- TO BE DONE
Write out all of the entries exactly as given.

··· DATA FOR THE TASK ···

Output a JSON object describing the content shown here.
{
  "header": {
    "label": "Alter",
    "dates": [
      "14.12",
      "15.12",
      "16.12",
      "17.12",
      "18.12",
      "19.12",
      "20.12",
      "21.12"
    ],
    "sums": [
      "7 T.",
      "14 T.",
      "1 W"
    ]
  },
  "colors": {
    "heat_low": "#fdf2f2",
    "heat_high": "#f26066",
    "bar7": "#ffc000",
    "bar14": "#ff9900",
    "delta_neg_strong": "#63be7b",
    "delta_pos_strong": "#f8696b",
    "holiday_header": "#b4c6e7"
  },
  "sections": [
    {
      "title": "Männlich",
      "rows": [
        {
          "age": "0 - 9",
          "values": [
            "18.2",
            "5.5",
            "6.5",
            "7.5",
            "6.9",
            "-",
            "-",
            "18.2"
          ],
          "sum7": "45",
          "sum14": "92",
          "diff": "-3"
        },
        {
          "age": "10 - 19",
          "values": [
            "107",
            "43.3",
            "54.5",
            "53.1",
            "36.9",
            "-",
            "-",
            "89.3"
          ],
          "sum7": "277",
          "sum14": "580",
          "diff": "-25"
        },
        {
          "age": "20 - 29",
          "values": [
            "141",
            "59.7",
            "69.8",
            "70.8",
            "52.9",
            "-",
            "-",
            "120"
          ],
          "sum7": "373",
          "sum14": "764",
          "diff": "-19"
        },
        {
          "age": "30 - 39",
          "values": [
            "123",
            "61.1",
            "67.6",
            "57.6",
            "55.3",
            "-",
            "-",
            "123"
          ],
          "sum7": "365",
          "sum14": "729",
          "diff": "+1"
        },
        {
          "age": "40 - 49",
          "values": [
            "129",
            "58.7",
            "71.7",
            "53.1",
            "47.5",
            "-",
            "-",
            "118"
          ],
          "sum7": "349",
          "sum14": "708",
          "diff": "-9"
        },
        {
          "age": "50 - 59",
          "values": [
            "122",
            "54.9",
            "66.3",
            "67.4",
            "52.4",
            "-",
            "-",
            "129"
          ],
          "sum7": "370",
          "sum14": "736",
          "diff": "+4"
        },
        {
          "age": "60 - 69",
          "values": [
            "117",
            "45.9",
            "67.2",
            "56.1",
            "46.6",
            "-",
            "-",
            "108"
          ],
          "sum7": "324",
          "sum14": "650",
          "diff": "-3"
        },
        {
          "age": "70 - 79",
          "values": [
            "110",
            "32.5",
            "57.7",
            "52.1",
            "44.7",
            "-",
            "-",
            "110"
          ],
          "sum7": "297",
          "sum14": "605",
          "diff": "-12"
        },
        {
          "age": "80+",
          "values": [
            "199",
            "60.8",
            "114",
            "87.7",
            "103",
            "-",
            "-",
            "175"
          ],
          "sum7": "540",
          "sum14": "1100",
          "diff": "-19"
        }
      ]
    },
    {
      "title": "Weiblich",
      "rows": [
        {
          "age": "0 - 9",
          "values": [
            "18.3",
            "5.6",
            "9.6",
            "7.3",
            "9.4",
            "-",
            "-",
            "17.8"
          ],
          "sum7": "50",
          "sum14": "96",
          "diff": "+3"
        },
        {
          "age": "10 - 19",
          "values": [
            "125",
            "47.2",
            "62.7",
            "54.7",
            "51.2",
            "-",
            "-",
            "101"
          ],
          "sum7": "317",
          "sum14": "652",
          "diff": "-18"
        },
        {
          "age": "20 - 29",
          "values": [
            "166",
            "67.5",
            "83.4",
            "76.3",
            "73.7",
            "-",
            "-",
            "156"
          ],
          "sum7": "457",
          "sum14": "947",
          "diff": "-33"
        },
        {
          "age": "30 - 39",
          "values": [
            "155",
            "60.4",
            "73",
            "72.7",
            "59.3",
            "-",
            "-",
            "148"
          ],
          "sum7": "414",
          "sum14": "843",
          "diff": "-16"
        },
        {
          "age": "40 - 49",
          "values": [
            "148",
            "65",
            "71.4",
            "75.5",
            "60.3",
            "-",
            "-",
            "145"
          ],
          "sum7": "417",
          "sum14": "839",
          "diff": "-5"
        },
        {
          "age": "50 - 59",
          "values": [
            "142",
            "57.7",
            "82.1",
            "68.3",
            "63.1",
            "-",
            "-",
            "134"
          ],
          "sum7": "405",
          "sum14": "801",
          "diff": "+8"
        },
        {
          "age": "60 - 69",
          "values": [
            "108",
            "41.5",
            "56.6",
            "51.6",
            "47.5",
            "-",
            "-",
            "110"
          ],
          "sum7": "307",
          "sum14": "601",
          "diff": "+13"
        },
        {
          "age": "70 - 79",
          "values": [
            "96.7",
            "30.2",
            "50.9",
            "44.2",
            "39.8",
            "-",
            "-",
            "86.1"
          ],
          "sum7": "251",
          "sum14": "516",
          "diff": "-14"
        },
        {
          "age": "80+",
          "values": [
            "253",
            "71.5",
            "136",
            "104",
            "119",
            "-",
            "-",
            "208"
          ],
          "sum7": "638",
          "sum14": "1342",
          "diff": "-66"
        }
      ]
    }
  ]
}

···

- RESPONSE TO THIS TASK
Output a JSON object describing the content shown here.
{
  "header": {
    "label": "Alter",
    "dates": [
      "14.12",
      "15.12",
      "16.12",
      "17.12",
      "18.12",
      "19.12",
      "20.12",
      "21.12"
    ],
    "sums": [
      "7 T.",
      "14 T.",
      "1 W"
    ]
  },
  "colors": {
    "heat_low": "#fdf2f2",
    "heat_high": "#f26066",
    "bar7": "#ffc000",
    "bar14": "#ff9900",
    "delta_neg_strong": "#63be7b",
    "delta_pos_strong": "#f8696b",
    "holiday_header": "#b4c6e7"
  },
  "sections": [
    {
      "title": "Männlich",
      "rows": [
        {
          "age": "0 - 9",
          "values": [
            "18.2",
            "5.5",
            "6.5",
            "7.5",
            "6.9",
            "-",
            "-",
            "18.2"
          ],
          "sum7": "45",
          "sum14": "92",
          "diff": "-3"
        },
        {
          "age": "10 - 19",
          "values": [
            "107",
            "43.3",
            "54.5",
            "53.1",
            "36.9",
            "-",
            "-",
            "89.3"
          ],
          "sum7": "277",
          "sum14": "580",
          "diff": "-25"
        },
        {
          "age": "20 - 29",
          "values": [
            "141",
            "59.7",
            "69.8",
            "70.8",
            "52.9",
            "-",
            "-",
            "120"
          ],
          "sum7": "373",
          "sum14": "764",
          "diff": "-19"
        },
        {
          "age": "30 - 39",
          "values": [
            "123",
            "61.1",
            "67.6",
            "57.6",
            "55.3",
            "-",
            "-",
            "123"
          ],
          "sum7": "365",
          "sum14": "729",
          "diff": "+1"
        },
        {
          "age": "40 - 49",
          "values": [
            "129",
            "58.7",
            "71.7",
            "53.1",
            "47.5",
            "-",
            "-",
            "118"
          ],
          "sum7": "349",
          "sum14": "708",
          "diff": "-9"
        },
        {
          "age": "50 - 59",
          "values": [
            "122",
            "54.9",
            "66.3",
            "67.4",
            "52.4",
            "-",
            "-",
            "129"
          ],
          "sum7": "370",
          "sum14": "736",
          "diff": "+4"
        },
        {
          "age": "60 - 69",
          "values": [
            "117",
            "45.9",
            "67.2",
            "56.1",
            "46.6",
            "-",
            "-",
            "108"
          ],
          "sum7": "324",
          "sum14": "650",
          "diff": "-3"
        },
        {
          "age": "70 - 79",
          "values": [
            "110",
            "32.5",
            "57.7",
            "52.1",
            "44.7",
            "-",
            "-",
            "110"
          ],
          "sum7": "297",
          "sum14": "605",
          "diff": "-12"
        },
        {
          "age": "80+",
          "values": [
            "199",
            "60.8",
            "114",
            "87.7",
            "103",
            "-",
            "-",
            "175"
          ],
          "sum7": "540",
          "sum14": "1100",
          "diff": "-19"
        }
      ]
    },
    {
      "title": "Weiblich",
      "rows": [
        {
          "age": "0 - 9",
          "values": [
            "18.3",
            "5.6",
            "9.6",
            "7.3",
            "9.4",
            "-",
            "-",
            "17.8"
          ],
          "sum7": "50",
          "sum14": "96",
          "diff": "+3"
        },
        {
          "age": "10 - 19",
          "values": [
            "125",
            "47.2",
            "62.7",
            "54.7",
            "51.2",
            "-",
            "-",
            "101"
          ],
          "sum7": "317",
          "sum14": "652",
          "diff": "-18"
        },
        {
          "age": "20 - 29",
          "values": [
            "166",
            "67.5",
            "83.4",
            "76.3",
            "73.7",
            "-",
            "-",
            "156"
          ],
          "sum7": "457",
          "sum14": "947",
          "diff": "-33"
        },
        {
          "age": "30 - 39",
          "values": [
            "155",
            "60.4",
            "73",
            "72.7",
            "59.3",
            "-",
            "-",
            "148"
          ],
          "sum7": "414",
          "sum14": "843",
          "diff": "-16"
        },
        {
          "age": "40 - 49",
          "values": [
            "148",
            "65",
            "71.4",
            "75.5",
            "60.3",
            "-",
            "-",
            "145"
          ],
          "sum7": "417",
          "sum14": "839",
          "diff": "-5"
        },
        {
          "age": "50 - 59",
          "values": [
            "142",
            "57.7",
            "82.1",
            "68.3",
            "63.1",
            "-",
            "-",
            "134"
          ],
          "sum7": "405",
          "sum14": "801",
          "diff": "+8"
        },
        {
          "age": "60 - 69",
          "values": [
            "108",
            "41.5",
            "56.6",
            "51.6",
            "47.5",
            "-",
            "-",
            "110"
          ],
          "sum7": "307",
          "sum14": "601",
          "diff": "+13"
        },
        {
          "age": "70 - 79",
          "values": [
            "96.7",
            "30.2",
            "50.9",
            "44.2",
            "39.8",
            "-",
            "-",
            "86.1"
          ],
          "sum7": "251",
          "sum14": "516",
          "diff": "-14"
        },
        {
          "age": "80+",
          "values": [
            "253",
            "71.5",
            "136",
            "104",
            "119",
            "-",
            "-",
            "208"
          ],
          "sum7": "638",
          "sum14": "1342",
          "diff": "-66"
        }
      ]
    }
  ]
}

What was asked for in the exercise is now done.